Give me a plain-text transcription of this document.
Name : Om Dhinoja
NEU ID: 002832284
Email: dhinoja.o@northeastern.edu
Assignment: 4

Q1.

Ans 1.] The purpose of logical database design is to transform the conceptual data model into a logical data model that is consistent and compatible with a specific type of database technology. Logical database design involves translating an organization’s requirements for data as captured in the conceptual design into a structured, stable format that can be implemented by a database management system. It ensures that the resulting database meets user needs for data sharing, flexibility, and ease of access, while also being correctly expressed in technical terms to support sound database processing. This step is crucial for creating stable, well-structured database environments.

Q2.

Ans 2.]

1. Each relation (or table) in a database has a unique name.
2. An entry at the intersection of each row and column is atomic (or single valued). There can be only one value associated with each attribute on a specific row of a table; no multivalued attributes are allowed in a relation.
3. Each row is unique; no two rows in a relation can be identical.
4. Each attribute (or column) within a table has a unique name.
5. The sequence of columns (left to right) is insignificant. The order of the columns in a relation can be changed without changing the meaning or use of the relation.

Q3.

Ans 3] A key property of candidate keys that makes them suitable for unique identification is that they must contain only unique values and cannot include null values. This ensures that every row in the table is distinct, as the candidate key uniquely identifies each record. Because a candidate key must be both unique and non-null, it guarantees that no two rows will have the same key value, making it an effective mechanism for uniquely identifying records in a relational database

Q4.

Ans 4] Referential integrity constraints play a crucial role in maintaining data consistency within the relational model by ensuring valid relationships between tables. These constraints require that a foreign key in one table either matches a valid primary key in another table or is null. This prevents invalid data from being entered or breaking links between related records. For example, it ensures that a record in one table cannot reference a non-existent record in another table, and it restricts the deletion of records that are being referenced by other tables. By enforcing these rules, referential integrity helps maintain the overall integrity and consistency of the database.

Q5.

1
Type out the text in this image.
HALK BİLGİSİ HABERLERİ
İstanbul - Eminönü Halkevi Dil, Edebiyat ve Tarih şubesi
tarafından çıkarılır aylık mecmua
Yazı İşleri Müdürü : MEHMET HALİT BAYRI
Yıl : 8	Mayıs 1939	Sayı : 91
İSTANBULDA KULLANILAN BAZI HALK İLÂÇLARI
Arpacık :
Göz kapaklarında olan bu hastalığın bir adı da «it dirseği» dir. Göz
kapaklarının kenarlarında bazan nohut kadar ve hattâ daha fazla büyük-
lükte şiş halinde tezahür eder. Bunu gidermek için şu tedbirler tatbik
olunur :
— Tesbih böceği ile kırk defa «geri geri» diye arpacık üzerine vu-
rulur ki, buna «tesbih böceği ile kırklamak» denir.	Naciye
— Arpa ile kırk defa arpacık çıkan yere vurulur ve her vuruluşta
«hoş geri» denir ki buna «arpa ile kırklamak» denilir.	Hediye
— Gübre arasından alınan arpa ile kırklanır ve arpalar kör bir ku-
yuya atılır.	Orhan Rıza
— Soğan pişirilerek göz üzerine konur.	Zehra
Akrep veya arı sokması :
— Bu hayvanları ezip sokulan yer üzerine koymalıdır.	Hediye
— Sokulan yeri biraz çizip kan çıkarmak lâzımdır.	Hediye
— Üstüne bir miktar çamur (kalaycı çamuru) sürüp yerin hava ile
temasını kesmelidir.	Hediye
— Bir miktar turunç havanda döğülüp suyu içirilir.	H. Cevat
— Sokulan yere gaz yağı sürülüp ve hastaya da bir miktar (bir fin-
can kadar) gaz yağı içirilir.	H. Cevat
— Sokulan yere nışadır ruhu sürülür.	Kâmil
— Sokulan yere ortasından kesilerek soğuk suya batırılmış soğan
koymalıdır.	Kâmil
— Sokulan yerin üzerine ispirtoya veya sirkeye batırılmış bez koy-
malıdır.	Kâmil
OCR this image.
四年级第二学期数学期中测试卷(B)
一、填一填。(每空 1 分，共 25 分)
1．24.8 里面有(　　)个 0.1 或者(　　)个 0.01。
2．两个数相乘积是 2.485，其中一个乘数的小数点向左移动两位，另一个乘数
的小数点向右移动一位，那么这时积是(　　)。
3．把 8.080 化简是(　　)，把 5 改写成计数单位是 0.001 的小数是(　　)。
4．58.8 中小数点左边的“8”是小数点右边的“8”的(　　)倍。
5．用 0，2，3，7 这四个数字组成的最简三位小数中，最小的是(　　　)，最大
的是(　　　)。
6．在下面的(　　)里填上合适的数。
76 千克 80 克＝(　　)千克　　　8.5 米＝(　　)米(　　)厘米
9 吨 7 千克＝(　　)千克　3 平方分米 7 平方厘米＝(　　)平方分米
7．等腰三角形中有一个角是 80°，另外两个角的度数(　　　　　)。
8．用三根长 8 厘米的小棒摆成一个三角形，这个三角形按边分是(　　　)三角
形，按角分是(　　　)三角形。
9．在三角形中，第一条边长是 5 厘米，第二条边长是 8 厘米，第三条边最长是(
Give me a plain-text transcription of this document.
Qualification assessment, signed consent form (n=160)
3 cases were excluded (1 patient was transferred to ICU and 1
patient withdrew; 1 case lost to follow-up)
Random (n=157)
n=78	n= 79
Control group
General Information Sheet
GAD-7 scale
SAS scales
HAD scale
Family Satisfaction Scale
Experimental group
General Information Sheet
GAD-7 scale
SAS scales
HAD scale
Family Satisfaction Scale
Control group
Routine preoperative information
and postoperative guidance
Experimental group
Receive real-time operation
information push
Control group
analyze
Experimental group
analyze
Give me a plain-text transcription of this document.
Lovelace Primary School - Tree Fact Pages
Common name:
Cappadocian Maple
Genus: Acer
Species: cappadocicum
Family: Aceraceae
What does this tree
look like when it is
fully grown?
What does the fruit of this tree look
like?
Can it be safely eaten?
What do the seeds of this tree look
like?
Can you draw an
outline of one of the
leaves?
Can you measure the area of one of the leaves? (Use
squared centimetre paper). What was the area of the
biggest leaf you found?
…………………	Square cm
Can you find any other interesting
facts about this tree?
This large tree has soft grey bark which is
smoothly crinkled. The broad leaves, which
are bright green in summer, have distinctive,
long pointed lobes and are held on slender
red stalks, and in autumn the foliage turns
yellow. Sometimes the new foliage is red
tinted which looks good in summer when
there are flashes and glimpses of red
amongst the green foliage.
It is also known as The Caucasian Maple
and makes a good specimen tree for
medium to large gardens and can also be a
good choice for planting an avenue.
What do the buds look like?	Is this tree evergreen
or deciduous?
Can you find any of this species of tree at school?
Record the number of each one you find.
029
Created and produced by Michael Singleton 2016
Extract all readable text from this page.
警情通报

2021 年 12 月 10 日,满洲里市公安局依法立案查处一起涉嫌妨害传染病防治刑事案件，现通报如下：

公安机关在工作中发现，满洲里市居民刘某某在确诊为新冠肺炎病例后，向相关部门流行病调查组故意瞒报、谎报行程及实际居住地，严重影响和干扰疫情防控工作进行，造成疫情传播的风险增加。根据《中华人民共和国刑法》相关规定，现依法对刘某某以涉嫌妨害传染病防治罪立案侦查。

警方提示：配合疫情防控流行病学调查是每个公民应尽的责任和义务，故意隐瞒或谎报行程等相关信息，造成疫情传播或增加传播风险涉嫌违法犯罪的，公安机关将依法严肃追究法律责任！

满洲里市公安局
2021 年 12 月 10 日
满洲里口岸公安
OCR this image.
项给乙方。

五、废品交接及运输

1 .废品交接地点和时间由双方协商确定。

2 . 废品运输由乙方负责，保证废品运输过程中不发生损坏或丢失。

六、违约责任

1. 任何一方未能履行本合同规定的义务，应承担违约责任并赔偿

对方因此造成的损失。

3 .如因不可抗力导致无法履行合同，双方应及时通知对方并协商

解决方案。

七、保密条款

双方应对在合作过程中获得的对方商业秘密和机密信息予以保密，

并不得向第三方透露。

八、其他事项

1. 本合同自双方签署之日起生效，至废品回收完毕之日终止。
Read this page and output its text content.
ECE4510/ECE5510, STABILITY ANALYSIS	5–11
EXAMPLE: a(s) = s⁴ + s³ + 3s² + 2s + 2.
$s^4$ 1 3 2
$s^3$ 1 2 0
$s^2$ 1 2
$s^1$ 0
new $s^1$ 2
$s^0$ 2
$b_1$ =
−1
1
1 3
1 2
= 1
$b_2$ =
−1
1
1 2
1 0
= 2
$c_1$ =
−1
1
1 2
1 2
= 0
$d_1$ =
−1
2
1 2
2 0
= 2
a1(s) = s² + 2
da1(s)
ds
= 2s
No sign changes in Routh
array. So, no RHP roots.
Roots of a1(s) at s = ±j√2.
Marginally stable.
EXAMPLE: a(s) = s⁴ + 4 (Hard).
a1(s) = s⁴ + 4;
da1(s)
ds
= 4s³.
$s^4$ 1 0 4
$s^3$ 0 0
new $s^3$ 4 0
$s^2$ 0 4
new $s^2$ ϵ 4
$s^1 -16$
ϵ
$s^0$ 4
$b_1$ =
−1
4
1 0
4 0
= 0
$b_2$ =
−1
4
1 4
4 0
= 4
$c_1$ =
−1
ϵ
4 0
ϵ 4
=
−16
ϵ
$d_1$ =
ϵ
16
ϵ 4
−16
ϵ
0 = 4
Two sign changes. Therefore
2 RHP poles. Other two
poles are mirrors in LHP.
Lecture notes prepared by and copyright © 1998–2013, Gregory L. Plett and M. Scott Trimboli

◇ ◇ ◇ ◇ ◇

_Directions_: Report the number of lines above containing the word "unique", with no other text.

_Exercise solution_: 4